Dataset content:
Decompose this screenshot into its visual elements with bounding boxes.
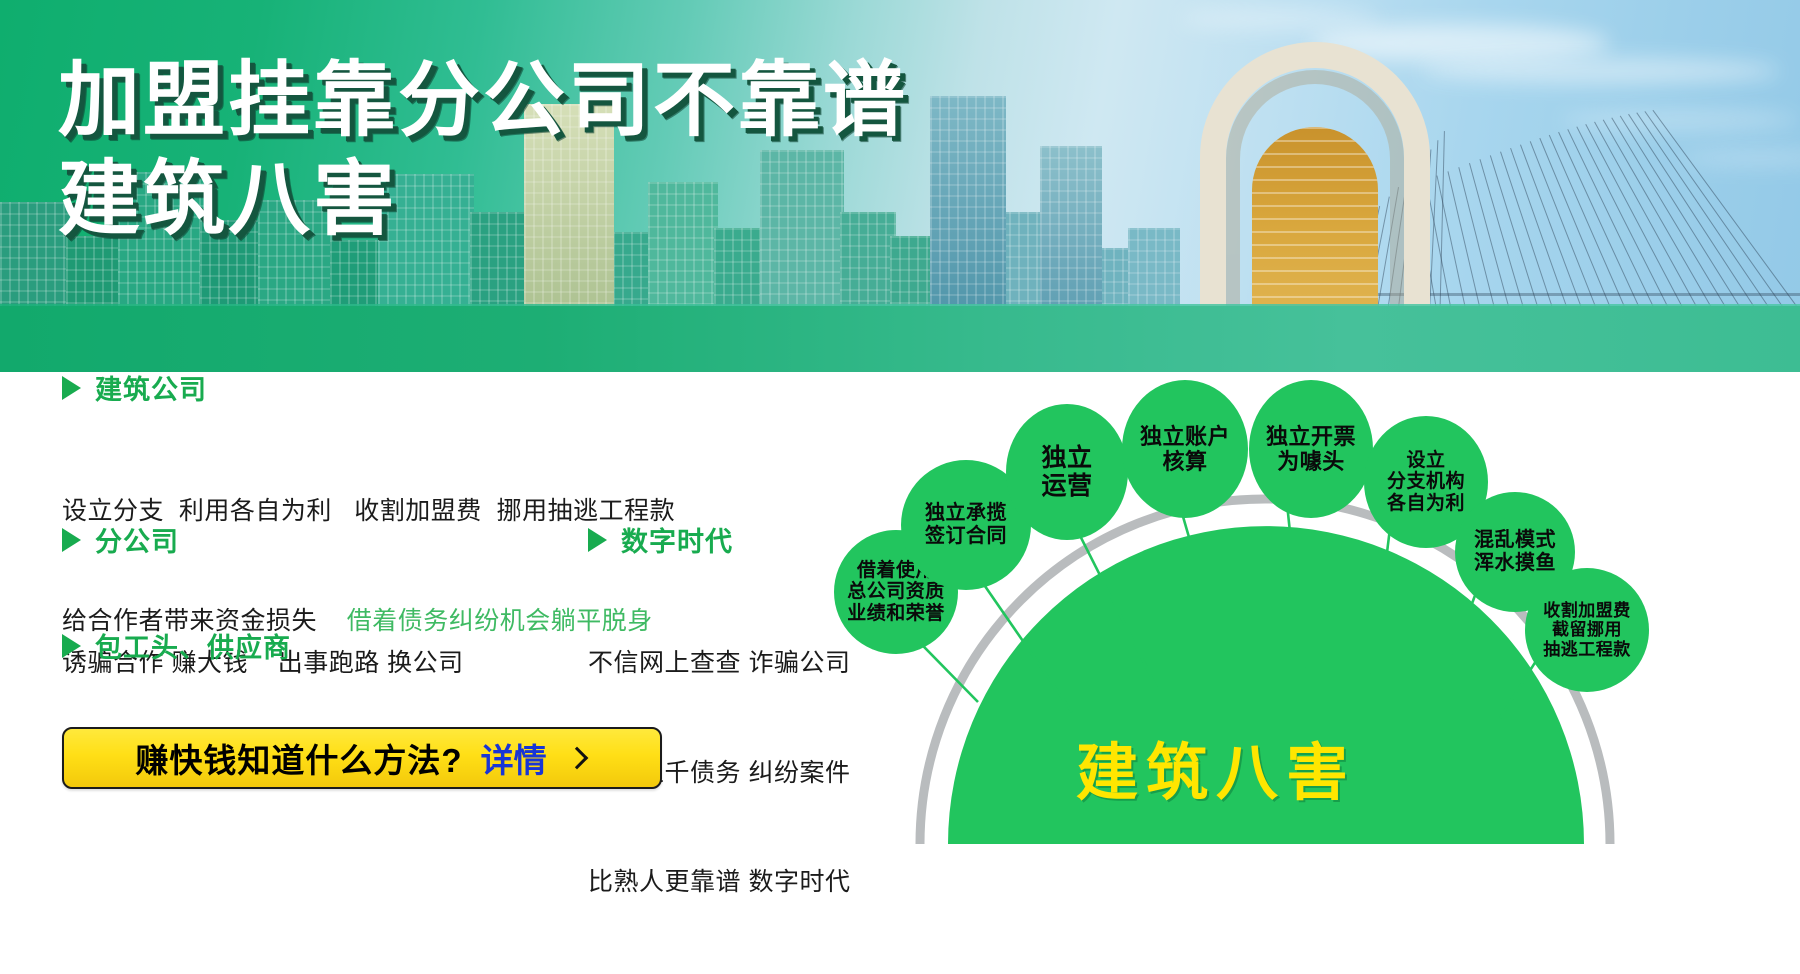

==

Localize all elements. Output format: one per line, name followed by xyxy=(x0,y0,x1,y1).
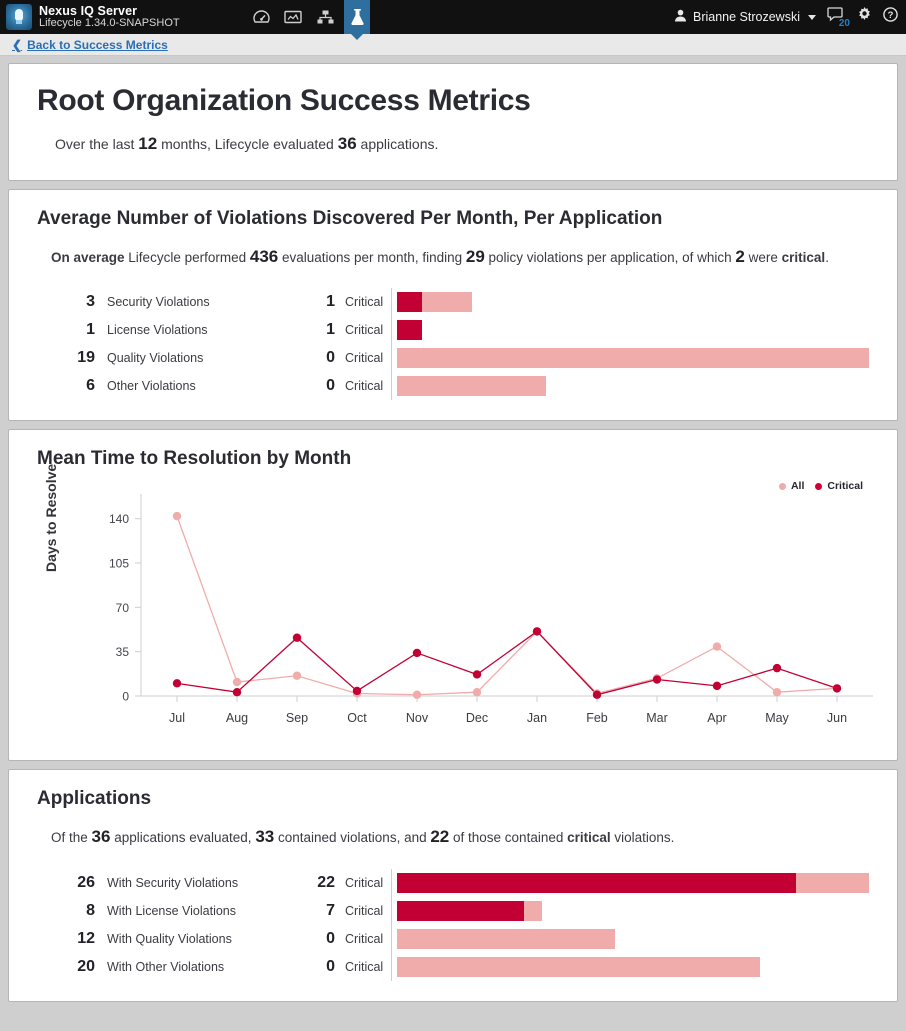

---

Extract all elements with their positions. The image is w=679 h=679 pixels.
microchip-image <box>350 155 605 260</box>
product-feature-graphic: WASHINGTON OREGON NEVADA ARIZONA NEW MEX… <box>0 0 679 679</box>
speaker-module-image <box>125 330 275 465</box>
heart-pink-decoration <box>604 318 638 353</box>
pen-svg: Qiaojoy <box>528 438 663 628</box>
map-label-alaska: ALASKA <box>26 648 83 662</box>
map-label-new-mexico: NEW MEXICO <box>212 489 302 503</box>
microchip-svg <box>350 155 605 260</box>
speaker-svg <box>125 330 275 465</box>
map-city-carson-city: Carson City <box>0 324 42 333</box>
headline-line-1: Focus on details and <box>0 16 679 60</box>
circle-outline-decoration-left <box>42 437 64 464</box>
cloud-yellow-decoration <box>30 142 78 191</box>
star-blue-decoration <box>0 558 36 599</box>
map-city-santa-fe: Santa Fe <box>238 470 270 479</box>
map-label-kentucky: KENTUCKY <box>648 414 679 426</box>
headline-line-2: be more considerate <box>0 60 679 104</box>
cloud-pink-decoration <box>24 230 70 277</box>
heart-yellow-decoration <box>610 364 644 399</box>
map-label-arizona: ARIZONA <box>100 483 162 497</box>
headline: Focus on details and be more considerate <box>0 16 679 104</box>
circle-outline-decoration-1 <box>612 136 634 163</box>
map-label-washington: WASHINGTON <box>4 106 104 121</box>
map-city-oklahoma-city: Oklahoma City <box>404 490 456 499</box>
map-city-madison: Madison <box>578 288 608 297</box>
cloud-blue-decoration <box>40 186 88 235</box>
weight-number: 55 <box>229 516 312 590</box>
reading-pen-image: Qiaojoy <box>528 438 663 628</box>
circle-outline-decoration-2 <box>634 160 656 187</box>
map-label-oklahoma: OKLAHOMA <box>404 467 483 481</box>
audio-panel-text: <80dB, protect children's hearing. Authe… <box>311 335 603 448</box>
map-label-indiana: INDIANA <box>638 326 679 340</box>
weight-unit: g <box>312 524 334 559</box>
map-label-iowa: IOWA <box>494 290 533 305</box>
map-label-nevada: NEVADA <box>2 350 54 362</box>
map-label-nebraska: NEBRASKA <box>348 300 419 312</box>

Do this: Reproduce the listing lines starting at the one containing "Extract all elements" and ending at the one containing "map-city-madison: Madison <box>578", changing "pixels" to "px" and leaving everything else as it is.

Expected answer:
Extract all elements with their positions. The image is w=679 h=679 px.
microchip-image <box>350 155 605 260</box>
product-feature-graphic: WASHINGTON OREGON NEVADA ARIZONA NEW MEX… <box>0 0 679 679</box>
speaker-module-image <box>125 330 275 465</box>
heart-pink-decoration <box>604 318 638 353</box>
pen-svg: Qiaojoy <box>528 438 663 628</box>
map-label-alaska: ALASKA <box>26 648 83 662</box>
map-label-new-mexico: NEW MEXICO <box>212 489 302 503</box>
microchip-svg <box>350 155 605 260</box>
speaker-svg <box>125 330 275 465</box>
map-city-carson-city: Carson City <box>0 324 42 333</box>
headline-line-1: Focus on details and <box>0 16 679 60</box>
circle-outline-decoration-left <box>42 437 64 464</box>
cloud-yellow-decoration <box>30 142 78 191</box>
star-blue-decoration <box>0 558 36 599</box>
map-city-santa-fe: Santa Fe <box>238 470 270 479</box>
map-label-kentucky: KENTUCKY <box>648 414 679 426</box>
headline-line-2: be more considerate <box>0 60 679 104</box>
cloud-pink-decoration <box>24 230 70 277</box>
heart-yellow-decoration <box>610 364 644 399</box>
map-label-arizona: ARIZONA <box>100 483 162 497</box>
headline: Focus on details and be more considerate <box>0 16 679 104</box>
circle-outline-decoration-1 <box>612 136 634 163</box>
map-label-washington: WASHINGTON <box>4 106 104 121</box>
map-city-oklahoma-city: Oklahoma City <box>404 490 456 499</box>
map-city-madison: Madison <box>578 288 608 297</box>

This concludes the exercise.